# O que fazer
Reproduza na íntegra, sem nenhuma alteração, o texto sobre os resultados da Raízen no terceiro trimestre da safra 2025/26.

# Texto fornecido
- - - - -

Raízen 3T 25/26 apresentou retração no segmento de Etanol, Açúcar e Bioenergia (EAB) e crescimento na distribuição de combustíveis, conforme resultados do terceiro trimestre da safra 2025/26.
No EAB, a cana moída totalizou 10,6 milhões de toneladas no trimestre, queda de 23,2% em relação ao mesmo período da safra anterior. A redução foi influenciada por condições climáticas adversas, como queimadas, irregularidade das chuvas e geadas, além da hibernação de usinas e do processo de otimização do portfólio. A produção de açúcar recuou 17,9%, para 671 mil toneladas, enquanto a de etanol caiu 19,3%, para 503 mil m³. Em contrapartida, a produção de etanol de segunda geração (E2G) superou 39 mil m³, mais que o dobro do registrado um ano antes.
O EBITDA ajustado do EAB somou R$ 1,23 bilhão no trimestre, queda de 33,6% na comparação anual. O desempenho refletiu menor diluição de custos fixos, redução de volumes vendidos e preços mais baixos de açúcar e bioenergia. Os custos unitários foram pressionados pela menor moagem, apesar de ganhos de eficiência operacional e redução de despesas com vendas.
Na distribuição de combustíveis no Brasil, os volumes vendidos cresceram 11,6%, para 7,6 milhões de m³, com destaque para o diesel, que avançou 18,1%. O EBITDA ajustado do segmento alcançou R$ 1,63 bilhão, alta de 50,5% na comparação anual, enquanto a margem EBITDA ajustada subiu para R$ 215 por m³. O resultado foi influenciado pela expansão de volumes, ganhos de eficiência operacional, melhor gestão logística e otimização da estrutura.

- - - - -

Entradas armazenadas:
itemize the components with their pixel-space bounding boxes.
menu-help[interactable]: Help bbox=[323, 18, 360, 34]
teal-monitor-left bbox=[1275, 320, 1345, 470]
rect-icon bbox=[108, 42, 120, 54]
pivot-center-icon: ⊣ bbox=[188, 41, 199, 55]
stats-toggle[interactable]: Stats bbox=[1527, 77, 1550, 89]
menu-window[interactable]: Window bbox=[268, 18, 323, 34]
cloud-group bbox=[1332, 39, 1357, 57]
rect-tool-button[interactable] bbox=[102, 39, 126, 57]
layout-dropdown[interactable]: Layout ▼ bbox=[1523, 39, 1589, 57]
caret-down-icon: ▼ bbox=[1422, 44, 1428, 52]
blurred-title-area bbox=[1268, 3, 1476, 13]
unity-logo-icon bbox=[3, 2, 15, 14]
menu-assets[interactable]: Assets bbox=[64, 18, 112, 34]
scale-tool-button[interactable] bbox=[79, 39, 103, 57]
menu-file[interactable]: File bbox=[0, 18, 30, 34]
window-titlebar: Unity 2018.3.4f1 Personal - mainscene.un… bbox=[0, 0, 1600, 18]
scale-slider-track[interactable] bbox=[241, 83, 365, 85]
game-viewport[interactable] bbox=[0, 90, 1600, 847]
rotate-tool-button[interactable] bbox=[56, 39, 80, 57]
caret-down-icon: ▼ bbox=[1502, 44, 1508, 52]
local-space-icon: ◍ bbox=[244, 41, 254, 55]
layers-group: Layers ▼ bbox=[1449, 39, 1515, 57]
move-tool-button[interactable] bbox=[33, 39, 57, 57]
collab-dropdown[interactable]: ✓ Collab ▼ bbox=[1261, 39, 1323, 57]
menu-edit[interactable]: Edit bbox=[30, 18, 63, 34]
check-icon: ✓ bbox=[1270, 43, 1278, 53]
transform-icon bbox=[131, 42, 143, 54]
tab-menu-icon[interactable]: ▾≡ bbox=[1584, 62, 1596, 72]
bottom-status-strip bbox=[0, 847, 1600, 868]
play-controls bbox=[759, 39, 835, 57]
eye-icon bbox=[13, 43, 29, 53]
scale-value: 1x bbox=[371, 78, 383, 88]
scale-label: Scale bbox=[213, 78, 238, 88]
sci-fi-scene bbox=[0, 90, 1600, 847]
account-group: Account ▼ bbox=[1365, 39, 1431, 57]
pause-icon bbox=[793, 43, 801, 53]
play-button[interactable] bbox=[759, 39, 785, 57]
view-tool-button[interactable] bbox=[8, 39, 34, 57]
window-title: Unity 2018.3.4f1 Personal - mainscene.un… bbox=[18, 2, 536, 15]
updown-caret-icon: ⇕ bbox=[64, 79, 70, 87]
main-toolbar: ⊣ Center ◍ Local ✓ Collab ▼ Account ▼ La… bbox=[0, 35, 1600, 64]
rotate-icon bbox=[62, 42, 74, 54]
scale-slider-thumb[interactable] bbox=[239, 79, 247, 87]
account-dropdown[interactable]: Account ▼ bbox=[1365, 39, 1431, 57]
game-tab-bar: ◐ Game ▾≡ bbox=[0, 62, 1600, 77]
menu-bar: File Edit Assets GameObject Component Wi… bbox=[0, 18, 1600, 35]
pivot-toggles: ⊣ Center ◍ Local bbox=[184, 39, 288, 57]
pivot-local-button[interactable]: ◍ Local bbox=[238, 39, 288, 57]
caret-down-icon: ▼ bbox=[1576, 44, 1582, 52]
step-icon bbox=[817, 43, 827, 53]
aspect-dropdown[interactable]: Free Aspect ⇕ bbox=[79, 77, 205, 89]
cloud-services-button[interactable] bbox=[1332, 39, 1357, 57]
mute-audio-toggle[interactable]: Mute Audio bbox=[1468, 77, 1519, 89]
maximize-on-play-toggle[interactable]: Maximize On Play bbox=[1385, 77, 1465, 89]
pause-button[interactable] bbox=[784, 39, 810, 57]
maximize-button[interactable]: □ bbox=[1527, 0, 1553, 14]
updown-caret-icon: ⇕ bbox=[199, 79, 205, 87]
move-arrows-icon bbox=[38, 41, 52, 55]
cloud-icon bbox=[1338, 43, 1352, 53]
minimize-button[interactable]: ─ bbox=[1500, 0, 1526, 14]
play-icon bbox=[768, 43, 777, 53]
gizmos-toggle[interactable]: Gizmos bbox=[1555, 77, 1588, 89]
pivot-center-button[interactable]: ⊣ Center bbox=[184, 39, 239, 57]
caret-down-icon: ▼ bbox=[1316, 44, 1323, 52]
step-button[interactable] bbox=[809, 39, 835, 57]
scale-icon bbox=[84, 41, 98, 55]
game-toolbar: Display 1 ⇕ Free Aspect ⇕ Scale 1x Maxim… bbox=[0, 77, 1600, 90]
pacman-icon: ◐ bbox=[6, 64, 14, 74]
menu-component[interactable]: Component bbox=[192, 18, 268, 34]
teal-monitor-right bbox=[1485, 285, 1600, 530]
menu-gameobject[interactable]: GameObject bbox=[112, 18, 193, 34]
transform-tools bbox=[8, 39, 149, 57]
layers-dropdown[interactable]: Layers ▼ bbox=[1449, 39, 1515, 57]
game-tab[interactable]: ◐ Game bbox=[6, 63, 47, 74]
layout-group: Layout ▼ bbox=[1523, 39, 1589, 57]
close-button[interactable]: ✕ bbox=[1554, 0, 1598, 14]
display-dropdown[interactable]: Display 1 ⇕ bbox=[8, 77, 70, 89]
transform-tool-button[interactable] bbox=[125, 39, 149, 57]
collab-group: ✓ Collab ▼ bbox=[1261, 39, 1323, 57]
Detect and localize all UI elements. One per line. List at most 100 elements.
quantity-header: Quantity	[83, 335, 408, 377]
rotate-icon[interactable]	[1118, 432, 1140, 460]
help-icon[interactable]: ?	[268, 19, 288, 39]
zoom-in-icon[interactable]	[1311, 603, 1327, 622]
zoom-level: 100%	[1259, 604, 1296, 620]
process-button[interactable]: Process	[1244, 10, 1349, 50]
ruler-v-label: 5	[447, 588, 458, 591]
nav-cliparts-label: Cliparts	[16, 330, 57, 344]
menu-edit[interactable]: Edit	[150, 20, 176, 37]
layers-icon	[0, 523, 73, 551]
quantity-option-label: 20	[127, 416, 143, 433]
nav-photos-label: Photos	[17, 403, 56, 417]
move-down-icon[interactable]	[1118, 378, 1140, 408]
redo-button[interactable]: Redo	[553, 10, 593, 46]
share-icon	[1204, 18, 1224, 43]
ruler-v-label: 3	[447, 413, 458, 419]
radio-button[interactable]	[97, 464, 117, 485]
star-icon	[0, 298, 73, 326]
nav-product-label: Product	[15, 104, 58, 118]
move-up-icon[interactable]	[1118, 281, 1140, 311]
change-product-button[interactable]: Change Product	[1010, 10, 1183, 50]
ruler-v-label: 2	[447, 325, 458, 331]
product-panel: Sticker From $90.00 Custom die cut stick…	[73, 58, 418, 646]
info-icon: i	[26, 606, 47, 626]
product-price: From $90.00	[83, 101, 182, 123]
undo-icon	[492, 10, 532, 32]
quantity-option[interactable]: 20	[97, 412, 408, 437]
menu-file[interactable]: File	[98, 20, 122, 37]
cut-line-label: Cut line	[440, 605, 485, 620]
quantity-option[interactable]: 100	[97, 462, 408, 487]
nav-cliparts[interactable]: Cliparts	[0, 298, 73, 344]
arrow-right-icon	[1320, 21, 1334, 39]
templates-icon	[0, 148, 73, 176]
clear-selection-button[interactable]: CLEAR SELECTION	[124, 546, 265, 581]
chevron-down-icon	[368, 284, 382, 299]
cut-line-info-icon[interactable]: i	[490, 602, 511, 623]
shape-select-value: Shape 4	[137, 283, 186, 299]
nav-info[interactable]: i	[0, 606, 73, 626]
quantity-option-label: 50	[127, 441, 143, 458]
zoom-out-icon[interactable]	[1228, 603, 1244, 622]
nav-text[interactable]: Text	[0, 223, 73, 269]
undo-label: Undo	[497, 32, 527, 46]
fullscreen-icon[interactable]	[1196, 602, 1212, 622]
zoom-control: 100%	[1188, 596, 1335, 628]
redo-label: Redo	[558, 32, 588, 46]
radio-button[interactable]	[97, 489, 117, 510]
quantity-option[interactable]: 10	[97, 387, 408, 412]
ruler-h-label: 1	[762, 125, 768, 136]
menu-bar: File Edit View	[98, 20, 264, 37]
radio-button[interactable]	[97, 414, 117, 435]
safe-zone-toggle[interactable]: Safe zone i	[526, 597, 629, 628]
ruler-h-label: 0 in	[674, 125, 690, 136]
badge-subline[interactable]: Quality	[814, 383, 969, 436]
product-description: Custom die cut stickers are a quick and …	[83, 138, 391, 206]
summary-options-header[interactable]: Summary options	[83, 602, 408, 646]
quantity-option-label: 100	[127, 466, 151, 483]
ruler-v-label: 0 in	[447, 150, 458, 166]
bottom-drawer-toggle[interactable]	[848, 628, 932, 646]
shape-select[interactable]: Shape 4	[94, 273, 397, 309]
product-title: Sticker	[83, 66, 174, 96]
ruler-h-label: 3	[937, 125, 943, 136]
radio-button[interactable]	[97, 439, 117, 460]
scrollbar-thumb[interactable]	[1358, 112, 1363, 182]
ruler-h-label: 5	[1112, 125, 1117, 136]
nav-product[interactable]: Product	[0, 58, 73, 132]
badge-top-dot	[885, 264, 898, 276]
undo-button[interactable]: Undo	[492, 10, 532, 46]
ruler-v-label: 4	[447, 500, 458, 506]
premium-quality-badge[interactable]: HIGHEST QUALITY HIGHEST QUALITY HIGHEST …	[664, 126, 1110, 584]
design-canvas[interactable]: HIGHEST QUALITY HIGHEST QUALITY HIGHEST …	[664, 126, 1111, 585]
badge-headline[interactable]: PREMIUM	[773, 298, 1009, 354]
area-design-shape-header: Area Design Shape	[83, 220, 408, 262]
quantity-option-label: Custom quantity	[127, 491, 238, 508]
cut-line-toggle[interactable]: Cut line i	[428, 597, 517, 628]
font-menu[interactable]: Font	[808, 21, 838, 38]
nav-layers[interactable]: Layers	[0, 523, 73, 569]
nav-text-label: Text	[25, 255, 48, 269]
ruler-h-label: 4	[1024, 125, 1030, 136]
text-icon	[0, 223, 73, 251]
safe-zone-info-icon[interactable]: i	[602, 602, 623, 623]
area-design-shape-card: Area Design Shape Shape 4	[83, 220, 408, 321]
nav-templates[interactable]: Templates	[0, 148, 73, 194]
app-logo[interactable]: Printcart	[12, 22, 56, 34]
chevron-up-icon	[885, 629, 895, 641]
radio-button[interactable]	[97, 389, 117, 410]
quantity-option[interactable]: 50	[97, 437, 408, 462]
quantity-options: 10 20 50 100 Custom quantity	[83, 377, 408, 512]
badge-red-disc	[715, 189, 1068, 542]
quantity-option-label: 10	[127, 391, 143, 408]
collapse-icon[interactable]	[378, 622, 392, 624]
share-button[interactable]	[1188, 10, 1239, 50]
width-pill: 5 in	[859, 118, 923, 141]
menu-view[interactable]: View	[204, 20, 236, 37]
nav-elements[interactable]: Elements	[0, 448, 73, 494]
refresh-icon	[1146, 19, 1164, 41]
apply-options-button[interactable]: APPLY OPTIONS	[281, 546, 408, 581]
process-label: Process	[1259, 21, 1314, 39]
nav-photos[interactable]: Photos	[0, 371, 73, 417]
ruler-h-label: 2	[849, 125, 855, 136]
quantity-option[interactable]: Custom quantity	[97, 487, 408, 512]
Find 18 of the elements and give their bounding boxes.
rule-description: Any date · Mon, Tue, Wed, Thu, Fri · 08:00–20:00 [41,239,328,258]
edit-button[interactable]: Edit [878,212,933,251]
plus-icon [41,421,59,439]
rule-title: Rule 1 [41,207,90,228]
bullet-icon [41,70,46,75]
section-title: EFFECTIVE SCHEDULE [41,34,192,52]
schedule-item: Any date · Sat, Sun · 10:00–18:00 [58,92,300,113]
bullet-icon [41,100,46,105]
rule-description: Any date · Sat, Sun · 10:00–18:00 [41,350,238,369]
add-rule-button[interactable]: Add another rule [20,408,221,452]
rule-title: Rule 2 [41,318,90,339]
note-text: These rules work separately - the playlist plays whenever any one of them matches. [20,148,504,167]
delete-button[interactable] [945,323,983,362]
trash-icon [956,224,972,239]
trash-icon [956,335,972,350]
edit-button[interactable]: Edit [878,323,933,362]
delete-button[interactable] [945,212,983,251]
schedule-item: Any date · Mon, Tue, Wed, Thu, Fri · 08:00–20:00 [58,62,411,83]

- - - - -

# Solução da tarefa
Raízen 3T 25/26 apresentou retração no segmento de Etanol, Açúcar e Bioenergia (EAB) e crescimento na distribuição de combustíveis, conforme resultados do terceiro trimestre da safra 2025/26.
No EAB, a cana moída totalizou 10,6 milhões de toneladas no trimestre, queda de 23,2% em relação ao mesmo período da safra anterior. A redução foi influenciada por condições climáticas adversas, como queimadas, irregularidade das chuvas e geadas, além da hibernação de usinas e do processo de otimização do portfólio. A produção de açúcar recuou 17,9%, para 671 mil toneladas, enquanto a de etanol caiu 19,3%, para 503 mil m³. Em contrapartida, a produção de etanol de segunda geração (E2G) superou 39 mil m³, mais que o dobro do registrado um ano antes.
O EBITDA ajustado do EAB somou R$ 1,23 bilhão no trimestre, queda de 33,6% na comparação anual. O desempenho refletiu menor diluição de custos fixos, redução de volumes vendidos e preços mais baixos de açúcar e bioenergia. Os custos unitários foram pressionados pela menor moagem, apesar de ganhos de eficiência operacional e redução de despesas com vendas.
Na distribuição de combustíveis no Brasil, os volumes vendidos cresceram 11,6%, para 7,6 milhões de m³, com destaque para o diesel, que avançou 18,1%. O EBITDA ajustado do segmento alcançou R$ 1,63 bilhão, alta de 50,5% na comparação anual, enquanto a margem EBITDA ajustada subiu para R$ 215 por m³. O resultado foi influenciado pela expansão de volumes, ganhos de eficiência operacional, melhor gestão logística e otimização da estrutura.